Problems and tasks:
[1] According to the forum thread on in-ear monitoring, how many channels does the band's on-stage mixer have?
[2] Reproduce the part of the records that opens with their first line and closes with the line containing "149, 59, 162]", including both of those lines.

Text section:

»»

# Ampless playing and in-ear monitoring - need help :)



## davidsantana27 (Dec 26, 2013)

Hi everyone!
Me and my drummer decided to reactivate our old band, we have 4 people so far, and we want to focus on perfect live performances. We are going to use Pods HD and plug them in line. No power amps and no cabinets on stage. Same story with bass, preamp plugged in line. Now comes the problem, what do we need and HOW do we make in-ear monitoring on stage? We have a 16-channel mixer for our use on stage so far. Tip - the cheaper gear you suggest, the better for us. Thanks in advance for all replies


----------



## GunpointMetal (Dec 26, 2013)

Cheap does not ever equal good for in-ear monitors. We have some real, real cheap ones that work (Takstar-look it up on Amazon), but they have a constant layer of static noise and the receiver can only handle low-level inputs. At the cheapest I would look at the Galaxy Audio Systems from AMS. If everyone is fine with the same monitor mix, all you need is a mixer with one output and one transmitter with multiple receivers. What we're finding is the drummer wants a very different mix from guitars and bass so we're using a mixer with a separate monitor output on each channel so the drummer gets the main mix how he wants in his phones, and the bassist and I get our own mix, as well. For that you would need a mixer with as many output busses as you want monitor mixes and, depending on how many mixes, a transmitter/receiver for each. Luckily, since drummers usually sit in place, they don't need a wireless receiver and can run on wired phones.

««

[Items from a dataset]

»»

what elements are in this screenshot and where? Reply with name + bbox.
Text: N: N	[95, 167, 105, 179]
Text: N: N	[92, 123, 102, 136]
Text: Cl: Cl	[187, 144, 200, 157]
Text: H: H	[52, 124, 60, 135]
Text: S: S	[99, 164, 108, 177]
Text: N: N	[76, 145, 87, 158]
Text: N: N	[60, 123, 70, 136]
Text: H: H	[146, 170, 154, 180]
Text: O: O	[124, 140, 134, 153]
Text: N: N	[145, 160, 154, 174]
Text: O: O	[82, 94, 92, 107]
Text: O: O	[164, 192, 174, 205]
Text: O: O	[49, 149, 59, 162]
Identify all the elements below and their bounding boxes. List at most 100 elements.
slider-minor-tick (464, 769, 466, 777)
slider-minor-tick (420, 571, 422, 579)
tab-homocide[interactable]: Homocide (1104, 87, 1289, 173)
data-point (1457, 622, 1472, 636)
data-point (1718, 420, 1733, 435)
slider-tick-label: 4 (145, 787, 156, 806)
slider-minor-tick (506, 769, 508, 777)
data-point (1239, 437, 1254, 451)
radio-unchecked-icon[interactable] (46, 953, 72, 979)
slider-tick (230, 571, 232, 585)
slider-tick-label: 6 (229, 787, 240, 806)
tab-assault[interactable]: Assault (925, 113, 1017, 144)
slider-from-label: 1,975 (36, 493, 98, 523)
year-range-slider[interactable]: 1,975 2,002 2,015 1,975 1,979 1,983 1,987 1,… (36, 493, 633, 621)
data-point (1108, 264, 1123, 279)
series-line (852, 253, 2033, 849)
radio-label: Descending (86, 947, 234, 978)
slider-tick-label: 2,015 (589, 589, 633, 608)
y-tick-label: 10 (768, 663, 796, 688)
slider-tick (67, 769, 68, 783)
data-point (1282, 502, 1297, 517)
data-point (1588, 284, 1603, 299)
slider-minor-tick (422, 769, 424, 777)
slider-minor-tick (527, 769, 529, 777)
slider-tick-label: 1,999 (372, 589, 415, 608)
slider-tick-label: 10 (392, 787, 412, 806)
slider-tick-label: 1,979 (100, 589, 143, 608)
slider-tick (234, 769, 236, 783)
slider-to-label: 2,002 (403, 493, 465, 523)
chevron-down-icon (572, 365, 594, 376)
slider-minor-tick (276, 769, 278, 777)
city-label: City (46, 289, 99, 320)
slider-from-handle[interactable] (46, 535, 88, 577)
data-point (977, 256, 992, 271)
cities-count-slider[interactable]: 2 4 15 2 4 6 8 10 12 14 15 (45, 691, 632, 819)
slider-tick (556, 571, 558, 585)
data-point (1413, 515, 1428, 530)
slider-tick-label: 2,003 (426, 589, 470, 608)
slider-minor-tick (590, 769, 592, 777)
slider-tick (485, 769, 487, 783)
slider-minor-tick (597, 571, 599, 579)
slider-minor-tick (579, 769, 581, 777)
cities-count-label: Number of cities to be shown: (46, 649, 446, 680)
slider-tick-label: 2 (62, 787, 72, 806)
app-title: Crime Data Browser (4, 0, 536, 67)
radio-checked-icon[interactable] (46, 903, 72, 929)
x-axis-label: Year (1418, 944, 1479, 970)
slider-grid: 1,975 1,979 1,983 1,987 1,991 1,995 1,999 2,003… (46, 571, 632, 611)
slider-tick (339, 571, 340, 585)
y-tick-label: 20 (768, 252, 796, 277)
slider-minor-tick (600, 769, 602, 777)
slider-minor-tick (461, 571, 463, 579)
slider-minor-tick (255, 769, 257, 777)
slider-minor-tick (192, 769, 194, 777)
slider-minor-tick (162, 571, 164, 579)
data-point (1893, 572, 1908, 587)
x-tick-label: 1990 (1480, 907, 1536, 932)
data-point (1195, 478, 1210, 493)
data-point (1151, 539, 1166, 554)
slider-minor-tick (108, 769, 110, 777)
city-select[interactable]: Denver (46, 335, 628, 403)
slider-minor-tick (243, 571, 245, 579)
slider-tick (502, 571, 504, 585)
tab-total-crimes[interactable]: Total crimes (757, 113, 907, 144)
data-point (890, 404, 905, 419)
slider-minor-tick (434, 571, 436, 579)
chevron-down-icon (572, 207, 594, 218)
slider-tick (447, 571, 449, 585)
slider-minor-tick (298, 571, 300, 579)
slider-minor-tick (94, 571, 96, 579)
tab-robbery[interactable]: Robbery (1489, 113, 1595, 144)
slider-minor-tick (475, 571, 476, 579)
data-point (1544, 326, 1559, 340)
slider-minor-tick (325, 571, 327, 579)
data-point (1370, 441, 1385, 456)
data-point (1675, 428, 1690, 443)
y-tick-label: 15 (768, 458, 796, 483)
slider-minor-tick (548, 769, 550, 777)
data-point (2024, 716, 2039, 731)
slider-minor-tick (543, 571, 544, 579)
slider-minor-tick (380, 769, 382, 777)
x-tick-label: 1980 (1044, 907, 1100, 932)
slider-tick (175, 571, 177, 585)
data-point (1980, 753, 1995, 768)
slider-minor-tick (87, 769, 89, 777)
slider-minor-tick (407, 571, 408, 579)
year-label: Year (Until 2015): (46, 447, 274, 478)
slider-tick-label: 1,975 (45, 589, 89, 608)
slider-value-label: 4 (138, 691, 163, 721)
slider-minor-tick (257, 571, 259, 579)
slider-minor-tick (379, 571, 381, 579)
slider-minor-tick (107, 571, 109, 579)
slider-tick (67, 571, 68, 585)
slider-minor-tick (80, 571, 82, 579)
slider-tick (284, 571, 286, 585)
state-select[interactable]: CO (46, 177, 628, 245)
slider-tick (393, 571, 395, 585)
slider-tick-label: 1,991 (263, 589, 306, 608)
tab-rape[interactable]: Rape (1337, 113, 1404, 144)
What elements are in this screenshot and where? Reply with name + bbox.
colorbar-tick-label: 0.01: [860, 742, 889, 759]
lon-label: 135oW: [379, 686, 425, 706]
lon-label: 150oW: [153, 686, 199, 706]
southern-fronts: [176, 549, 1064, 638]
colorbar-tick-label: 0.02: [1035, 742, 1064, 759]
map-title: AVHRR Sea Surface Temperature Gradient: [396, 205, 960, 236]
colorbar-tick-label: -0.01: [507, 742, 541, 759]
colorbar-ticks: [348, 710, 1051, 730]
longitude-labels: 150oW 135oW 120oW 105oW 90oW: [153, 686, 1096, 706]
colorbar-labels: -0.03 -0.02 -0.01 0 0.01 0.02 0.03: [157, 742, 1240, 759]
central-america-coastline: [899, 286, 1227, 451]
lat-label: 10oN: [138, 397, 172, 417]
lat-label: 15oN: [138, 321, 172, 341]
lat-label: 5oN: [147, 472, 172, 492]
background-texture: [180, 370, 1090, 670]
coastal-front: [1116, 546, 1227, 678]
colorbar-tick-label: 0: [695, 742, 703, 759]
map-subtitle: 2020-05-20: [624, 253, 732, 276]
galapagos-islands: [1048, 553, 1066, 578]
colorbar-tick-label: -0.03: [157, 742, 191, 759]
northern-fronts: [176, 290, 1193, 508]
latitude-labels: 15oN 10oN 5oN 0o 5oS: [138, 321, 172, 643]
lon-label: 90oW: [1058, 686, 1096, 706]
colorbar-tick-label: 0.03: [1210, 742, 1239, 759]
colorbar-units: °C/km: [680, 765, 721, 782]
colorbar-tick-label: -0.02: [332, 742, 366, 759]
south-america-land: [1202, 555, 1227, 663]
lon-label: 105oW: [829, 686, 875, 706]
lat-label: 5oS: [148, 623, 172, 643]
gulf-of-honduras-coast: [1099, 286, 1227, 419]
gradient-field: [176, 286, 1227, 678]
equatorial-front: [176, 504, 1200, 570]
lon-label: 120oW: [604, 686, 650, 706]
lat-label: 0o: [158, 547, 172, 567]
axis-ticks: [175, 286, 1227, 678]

««

Solutions to each task:
[1] 16 channels.

[2]
what elements are in this screenshot and where? Reply with name + bbox.
Text: N: N	[95, 167, 105, 179]
Text: N: N	[92, 123, 102, 136]
Text: Cl: Cl	[187, 144, 200, 157]
Text: H: H	[52, 124, 60, 135]
Text: S: S	[99, 164, 108, 177]
Text: N: N	[76, 145, 87, 158]
Text: N: N	[60, 123, 70, 136]
Text: H: H	[146, 170, 154, 180]
Text: O: O	[124, 140, 134, 153]
Text: N: N	[145, 160, 154, 174]
Text: O: O	[82, 94, 92, 107]
Text: O: O	[164, 192, 174, 205]
Text: O: O	[49, 149, 59, 162]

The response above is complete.